Short exercise: Of the lines in the data below, count the ones holding the string "marker", and answer with that number only.

Input rows:
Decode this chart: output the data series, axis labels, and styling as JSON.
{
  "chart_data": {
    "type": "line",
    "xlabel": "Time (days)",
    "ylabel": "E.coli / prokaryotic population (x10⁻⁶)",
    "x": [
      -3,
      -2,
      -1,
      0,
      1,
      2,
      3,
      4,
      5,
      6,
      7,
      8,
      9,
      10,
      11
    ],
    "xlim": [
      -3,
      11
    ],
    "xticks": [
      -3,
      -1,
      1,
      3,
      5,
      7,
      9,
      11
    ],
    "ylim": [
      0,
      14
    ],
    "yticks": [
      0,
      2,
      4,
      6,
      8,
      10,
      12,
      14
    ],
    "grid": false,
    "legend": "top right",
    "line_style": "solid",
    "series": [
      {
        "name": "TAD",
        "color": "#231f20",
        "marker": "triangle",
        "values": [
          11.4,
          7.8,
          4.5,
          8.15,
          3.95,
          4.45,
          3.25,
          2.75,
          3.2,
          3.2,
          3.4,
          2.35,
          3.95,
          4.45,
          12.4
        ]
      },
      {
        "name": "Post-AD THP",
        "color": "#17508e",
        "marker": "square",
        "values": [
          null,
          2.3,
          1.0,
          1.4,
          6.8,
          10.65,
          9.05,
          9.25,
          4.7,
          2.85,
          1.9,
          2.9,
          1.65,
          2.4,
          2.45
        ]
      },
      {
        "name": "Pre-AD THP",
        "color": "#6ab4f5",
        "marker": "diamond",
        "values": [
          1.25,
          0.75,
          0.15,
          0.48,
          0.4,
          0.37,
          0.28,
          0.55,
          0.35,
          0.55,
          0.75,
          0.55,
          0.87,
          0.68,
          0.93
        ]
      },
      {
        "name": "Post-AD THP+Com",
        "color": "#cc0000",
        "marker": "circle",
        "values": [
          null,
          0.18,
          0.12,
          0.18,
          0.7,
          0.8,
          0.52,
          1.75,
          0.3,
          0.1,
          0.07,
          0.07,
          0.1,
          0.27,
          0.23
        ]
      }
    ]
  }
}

Response to this task: 4